• [What you will do]: Write each record again exactly as it stands.

(Dataset items)
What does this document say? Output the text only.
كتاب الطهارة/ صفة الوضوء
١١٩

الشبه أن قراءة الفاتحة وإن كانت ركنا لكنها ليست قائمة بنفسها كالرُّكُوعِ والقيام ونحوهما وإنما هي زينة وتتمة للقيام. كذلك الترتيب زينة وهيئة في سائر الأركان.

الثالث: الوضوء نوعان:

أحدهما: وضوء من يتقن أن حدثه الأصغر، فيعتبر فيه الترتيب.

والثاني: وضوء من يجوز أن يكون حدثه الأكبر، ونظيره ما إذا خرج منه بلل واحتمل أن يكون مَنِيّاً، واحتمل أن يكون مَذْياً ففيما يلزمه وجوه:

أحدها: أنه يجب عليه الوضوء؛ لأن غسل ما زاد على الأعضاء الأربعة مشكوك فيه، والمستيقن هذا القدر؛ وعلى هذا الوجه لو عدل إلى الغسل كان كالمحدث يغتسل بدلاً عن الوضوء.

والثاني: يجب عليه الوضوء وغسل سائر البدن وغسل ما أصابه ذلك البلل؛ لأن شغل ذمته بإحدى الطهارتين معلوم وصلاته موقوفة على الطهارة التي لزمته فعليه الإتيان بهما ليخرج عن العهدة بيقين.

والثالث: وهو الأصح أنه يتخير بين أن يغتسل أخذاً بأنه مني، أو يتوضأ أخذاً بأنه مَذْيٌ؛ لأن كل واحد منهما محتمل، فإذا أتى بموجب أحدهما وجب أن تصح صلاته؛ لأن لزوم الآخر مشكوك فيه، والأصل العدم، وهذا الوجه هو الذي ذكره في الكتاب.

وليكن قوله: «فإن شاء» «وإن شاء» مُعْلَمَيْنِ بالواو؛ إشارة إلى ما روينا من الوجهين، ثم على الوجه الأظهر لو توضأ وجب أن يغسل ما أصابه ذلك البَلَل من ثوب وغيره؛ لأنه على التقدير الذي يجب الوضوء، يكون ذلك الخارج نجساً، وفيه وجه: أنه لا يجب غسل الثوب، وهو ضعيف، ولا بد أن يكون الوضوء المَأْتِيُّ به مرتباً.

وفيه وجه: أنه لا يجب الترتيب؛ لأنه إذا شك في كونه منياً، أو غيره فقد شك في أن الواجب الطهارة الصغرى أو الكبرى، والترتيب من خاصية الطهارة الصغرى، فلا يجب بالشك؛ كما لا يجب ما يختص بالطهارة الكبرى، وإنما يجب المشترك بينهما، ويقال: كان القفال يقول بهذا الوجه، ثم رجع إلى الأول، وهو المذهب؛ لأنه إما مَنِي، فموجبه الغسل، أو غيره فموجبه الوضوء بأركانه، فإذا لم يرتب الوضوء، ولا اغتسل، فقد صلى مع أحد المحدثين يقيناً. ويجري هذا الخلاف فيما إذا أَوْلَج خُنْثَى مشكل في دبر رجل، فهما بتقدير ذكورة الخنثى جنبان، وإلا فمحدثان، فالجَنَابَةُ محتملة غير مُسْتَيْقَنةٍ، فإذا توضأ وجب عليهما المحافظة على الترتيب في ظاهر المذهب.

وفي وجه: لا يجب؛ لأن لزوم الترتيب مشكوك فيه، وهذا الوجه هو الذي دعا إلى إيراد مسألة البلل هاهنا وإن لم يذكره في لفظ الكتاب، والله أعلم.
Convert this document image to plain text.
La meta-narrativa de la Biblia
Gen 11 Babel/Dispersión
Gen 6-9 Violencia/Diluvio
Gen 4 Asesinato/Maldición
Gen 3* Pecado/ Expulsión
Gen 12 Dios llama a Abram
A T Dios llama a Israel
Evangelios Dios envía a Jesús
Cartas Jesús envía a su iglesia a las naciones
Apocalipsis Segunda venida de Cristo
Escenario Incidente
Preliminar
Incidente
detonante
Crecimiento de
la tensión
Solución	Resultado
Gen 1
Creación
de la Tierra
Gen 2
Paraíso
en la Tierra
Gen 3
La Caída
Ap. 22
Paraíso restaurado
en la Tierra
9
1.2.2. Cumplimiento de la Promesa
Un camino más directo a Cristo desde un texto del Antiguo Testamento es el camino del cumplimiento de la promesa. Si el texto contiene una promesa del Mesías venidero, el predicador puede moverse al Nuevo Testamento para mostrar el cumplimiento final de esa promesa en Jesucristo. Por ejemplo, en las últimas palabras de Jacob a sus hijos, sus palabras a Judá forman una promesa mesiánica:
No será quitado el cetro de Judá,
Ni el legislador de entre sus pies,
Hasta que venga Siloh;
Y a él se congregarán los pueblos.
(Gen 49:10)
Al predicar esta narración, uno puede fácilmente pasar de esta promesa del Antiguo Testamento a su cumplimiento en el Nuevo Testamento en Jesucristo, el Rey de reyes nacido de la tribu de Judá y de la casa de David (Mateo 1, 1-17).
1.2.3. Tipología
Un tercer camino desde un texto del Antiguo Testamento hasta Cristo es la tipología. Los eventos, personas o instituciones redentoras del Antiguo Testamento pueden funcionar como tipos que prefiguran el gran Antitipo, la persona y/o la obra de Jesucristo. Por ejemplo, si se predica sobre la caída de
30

• [Solution below]:
What does this document say? Output the text only.
كتاب الطهارة/ صفة الوضوء
١١٩

الشبه أن قراءة الفاتحة وإن كانت ركنا لكنها ليست قائمة بنفسها كالرُّكُوعِ والقيام ونحوهما وإنما هي زينة وتتمة للقيام. كذلك الترتيب زينة وهيئة في سائر الأركان.

الثالث: الوضوء نوعان:

أحدهما: وضوء من يتقن أن حدثه الأصغر، فيعتبر فيه الترتيب.

والثاني: وضوء من يجوز أن يكون حدثه الأكبر، ونظيره ما إذا خرج منه بلل واحتمل أن يكون مَنِيّاً، واحتمل أن يكون مَذْياً ففيما يلزمه وجوه:

أحدها: أنه يجب عليه الوضوء؛ لأن غسل ما زاد على الأعضاء الأربعة مشكوك فيه، والمستيقن هذا القدر؛ وعلى هذا الوجه لو عدل إلى الغسل كان كالمحدث يغتسل بدلاً عن الوضوء.

والثاني: يجب عليه الوضوء وغسل سائر البدن وغسل ما أصابه ذلك البلل؛ لأن شغل ذمته بإحدى الطهارتين معلوم وصلاته موقوفة على الطهارة التي لزمته فعليه الإتيان بهما ليخرج عن العهدة بيقين.

والثالث: وهو الأصح أنه يتخير بين أن يغتسل أخذاً بأنه مني، أو يتوضأ أخذاً بأنه مَذْيٌ؛ لأن كل واحد منهما محتمل، فإذا أتى بموجب أحدهما وجب أن تصح صلاته؛ لأن لزوم الآخر مشكوك فيه، والأصل العدم، وهذا الوجه هو الذي ذكره في الكتاب.

وليكن قوله: «فإن شاء» «وإن شاء» مُعْلَمَيْنِ بالواو؛ إشارة إلى ما روينا من الوجهين، ثم على الوجه الأظهر لو توضأ وجب أن يغسل ما أصابه ذلك البَلَل من ثوب وغيره؛ لأنه على التقدير الذي يجب الوضوء، يكون ذلك الخارج نجساً، وفيه وجه: أنه لا يجب غسل الثوب، وهو ضعيف، ولا بد أن يكون الوضوء المَأْتِيُّ به مرتباً.

وفيه وجه: أنه لا يجب الترتيب؛ لأنه إذا شك في كونه منياً، أو غيره فقد شك في أن الواجب الطهارة الصغرى أو الكبرى، والترتيب من خاصية الطهارة الصغرى، فلا يجب بالشك؛ كما لا يجب ما يختص بالطهارة الكبرى، وإنما يجب المشترك بينهما، ويقال: كان القفال يقول بهذا الوجه، ثم رجع إلى الأول، وهو المذهب؛ لأنه إما مَنِي، فموجبه الغسل، أو غيره فموجبه الوضوء بأركانه، فإذا لم يرتب الوضوء، ولا اغتسل، فقد صلى مع أحد المحدثين يقيناً. ويجري هذا الخلاف فيما إذا أَوْلَج خُنْثَى مشكل في دبر رجل، فهما بتقدير ذكورة الخنثى جنبان، وإلا فمحدثان، فالجَنَابَةُ محتملة غير مُسْتَيْقَنةٍ، فإذا توضأ وجب عليهما المحافظة على الترتيب في ظاهر المذهب.

وفي وجه: لا يجب؛ لأن لزوم الترتيب مشكوك فيه، وهذا الوجه هو الذي دعا إلى إيراد مسألة البلل هاهنا وإن لم يذكره في لفظ الكتاب، والله أعلم.
Convert this document image to plain text.
La meta-narrativa de la Biblia
Gen 11 Babel/Dispersión
Gen 6-9 Violencia/Diluvio
Gen 4 Asesinato/Maldición
Gen 3* Pecado/ Expulsión
Gen 12 Dios llama a Abram
A T Dios llama a Israel
Evangelios Dios envía a Jesús
Cartas Jesús envía a su iglesia a las naciones
Apocalipsis Segunda venida de Cristo
Escenario Incidente
Preliminar
Incidente
detonante
Crecimiento de
la tensión
Solución	Resultado
Gen 1
Creación
de la Tierra
Gen 2
Paraíso
en la Tierra
Gen 3
La Caída
Ap. 22
Paraíso restaurado
en la Tierra
9
1.2.2. Cumplimiento de la Promesa
Un camino más directo a Cristo desde un texto del Antiguo Testamento es el camino del cumplimiento de la promesa. Si el texto contiene una promesa del Mesías venidero, el predicador puede moverse al Nuevo Testamento para mostrar el cumplimiento final de esa promesa en Jesucristo. Por ejemplo, en las últimas palabras de Jacob a sus hijos, sus palabras a Judá forman una promesa mesiánica:
No será quitado el cetro de Judá,
Ni el legislador de entre sus pies,
Hasta que venga Siloh;
Y a él se congregarán los pueblos.
(Gen 49:10)
Al predicar esta narración, uno puede fácilmente pasar de esta promesa del Antiguo Testamento a su cumplimiento en el Nuevo Testamento en Jesucristo, el Rey de reyes nacido de la tribu de Judá y de la casa de David (Mateo 1, 1-17).
1.2.3. Tipología
Un tercer camino desde un texto del Antiguo Testamento hasta Cristo es la tipología. Los eventos, personas o instituciones redentoras del Antiguo Testamento pueden funcionar como tipos que prefiguran el gran Antitipo, la persona y/o la obra de Jesucristo. Por ejemplo, si se predica sobre la caída de
30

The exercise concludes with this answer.